[Figure collection entries]
◇ ◇ ◇ ◇ ◇

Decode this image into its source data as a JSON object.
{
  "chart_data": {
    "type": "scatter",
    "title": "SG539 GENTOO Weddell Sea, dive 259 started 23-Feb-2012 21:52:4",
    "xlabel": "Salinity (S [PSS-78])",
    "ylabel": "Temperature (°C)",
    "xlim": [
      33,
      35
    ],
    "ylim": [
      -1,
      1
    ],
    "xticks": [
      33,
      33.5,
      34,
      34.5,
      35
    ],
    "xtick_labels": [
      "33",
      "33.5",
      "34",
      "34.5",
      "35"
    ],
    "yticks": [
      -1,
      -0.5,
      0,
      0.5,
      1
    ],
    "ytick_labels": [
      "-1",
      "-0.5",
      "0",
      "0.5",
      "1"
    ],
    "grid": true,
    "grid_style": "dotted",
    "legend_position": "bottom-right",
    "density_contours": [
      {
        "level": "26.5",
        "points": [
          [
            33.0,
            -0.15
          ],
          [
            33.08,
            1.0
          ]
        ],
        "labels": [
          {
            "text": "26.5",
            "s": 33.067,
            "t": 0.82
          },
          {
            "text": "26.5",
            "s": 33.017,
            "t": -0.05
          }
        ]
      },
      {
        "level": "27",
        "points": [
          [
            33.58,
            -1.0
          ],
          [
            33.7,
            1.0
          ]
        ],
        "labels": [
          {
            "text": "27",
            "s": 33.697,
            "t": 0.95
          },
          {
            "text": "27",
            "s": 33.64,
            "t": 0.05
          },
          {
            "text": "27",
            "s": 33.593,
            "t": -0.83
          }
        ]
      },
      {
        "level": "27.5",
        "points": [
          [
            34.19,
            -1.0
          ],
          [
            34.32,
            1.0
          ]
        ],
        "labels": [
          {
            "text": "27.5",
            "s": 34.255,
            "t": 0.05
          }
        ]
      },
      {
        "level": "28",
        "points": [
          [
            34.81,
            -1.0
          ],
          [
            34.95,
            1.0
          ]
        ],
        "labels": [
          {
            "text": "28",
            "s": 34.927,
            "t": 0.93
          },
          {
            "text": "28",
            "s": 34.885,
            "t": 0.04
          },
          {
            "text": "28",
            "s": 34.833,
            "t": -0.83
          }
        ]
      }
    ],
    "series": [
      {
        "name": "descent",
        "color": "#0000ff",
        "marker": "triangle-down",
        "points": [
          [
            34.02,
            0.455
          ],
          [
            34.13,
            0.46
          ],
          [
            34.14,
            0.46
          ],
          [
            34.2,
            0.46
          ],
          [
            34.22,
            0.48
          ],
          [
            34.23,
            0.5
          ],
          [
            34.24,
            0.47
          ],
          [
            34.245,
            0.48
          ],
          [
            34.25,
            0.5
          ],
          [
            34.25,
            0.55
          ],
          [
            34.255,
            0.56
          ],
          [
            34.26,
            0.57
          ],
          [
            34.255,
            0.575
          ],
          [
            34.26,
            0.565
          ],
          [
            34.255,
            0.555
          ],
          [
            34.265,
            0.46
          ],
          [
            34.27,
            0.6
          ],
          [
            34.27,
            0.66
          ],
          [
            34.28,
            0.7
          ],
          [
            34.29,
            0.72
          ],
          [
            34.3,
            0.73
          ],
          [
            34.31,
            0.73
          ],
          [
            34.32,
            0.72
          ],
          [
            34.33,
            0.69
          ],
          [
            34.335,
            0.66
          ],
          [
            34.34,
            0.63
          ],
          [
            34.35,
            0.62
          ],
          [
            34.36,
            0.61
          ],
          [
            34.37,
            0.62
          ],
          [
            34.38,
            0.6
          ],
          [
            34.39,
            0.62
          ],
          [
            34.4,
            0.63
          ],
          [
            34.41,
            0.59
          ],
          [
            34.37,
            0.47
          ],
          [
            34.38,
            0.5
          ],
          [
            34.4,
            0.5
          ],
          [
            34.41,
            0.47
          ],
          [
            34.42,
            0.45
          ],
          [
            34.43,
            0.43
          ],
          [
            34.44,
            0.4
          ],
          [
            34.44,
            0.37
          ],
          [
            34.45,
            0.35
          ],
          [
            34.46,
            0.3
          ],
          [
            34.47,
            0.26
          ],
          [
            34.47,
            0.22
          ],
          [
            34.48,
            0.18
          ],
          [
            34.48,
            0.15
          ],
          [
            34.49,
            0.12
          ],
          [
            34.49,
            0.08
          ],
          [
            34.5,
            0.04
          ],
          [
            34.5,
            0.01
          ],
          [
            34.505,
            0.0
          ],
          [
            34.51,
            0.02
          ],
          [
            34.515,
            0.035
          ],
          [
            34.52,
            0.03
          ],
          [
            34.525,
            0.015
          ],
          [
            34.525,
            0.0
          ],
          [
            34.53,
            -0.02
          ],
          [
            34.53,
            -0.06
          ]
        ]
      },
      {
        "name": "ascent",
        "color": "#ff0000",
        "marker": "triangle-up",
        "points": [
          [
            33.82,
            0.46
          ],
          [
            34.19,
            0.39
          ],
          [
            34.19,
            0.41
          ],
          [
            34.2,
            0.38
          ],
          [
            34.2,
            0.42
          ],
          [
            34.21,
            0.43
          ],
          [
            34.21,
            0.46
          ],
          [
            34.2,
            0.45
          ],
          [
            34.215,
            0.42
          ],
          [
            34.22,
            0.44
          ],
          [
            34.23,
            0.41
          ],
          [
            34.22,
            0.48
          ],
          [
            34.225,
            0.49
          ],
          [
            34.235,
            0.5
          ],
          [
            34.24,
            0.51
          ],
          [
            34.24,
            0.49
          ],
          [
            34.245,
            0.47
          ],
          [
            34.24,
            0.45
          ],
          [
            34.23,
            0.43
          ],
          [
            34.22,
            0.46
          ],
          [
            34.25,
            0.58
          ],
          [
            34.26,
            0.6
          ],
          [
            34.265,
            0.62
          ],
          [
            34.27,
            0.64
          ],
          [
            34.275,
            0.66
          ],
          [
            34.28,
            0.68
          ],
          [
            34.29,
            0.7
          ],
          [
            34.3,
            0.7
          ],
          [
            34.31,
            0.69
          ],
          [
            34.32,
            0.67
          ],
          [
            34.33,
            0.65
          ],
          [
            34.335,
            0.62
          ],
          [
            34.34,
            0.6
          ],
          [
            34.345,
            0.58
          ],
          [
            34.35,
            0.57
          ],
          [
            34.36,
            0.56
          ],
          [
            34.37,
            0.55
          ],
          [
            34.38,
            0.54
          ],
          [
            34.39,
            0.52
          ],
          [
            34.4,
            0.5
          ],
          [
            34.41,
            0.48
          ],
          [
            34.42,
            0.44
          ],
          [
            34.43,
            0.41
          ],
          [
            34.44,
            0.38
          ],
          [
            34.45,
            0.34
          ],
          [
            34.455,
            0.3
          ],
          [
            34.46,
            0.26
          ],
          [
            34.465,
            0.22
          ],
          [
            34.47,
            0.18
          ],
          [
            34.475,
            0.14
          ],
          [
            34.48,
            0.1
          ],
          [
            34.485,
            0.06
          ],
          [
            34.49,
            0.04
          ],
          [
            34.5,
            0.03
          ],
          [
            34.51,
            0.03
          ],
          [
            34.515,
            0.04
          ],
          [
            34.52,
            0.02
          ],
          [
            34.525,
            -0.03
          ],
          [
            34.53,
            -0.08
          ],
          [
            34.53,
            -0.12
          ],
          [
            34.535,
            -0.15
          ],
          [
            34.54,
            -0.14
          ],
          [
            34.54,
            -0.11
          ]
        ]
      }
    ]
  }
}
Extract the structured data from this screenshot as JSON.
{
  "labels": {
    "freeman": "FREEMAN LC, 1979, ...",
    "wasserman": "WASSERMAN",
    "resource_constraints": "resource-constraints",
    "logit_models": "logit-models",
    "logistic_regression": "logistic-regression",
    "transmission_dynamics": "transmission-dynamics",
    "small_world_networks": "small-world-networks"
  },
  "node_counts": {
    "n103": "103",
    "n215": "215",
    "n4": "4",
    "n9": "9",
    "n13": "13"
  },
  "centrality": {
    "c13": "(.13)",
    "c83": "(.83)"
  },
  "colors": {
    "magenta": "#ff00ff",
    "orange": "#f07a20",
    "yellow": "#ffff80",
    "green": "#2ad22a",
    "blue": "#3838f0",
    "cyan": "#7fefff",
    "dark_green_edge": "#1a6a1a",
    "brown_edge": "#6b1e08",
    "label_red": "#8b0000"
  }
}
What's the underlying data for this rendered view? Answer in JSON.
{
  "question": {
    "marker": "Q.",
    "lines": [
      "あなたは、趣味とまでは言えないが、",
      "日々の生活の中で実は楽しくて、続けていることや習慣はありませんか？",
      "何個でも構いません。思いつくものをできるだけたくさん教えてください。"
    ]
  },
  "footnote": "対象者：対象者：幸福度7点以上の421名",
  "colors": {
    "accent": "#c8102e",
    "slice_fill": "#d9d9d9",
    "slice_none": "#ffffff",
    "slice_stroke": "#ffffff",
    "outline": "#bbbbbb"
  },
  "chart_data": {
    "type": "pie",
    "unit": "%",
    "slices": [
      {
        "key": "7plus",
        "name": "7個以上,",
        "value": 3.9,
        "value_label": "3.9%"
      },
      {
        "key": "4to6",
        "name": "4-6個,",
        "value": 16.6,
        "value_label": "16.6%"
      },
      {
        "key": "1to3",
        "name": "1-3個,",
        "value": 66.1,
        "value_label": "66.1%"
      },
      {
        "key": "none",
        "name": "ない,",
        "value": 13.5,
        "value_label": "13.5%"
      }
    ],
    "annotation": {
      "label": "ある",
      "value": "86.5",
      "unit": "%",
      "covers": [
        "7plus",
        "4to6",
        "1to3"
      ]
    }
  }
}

◇ ◇ ◇ ◇ ◇

[Requirement] Identify all lines in the records above with the word "ffffff".

[Written solution]
    "slice_none": "#ffffff",
    "slice_stroke": "#ffffff",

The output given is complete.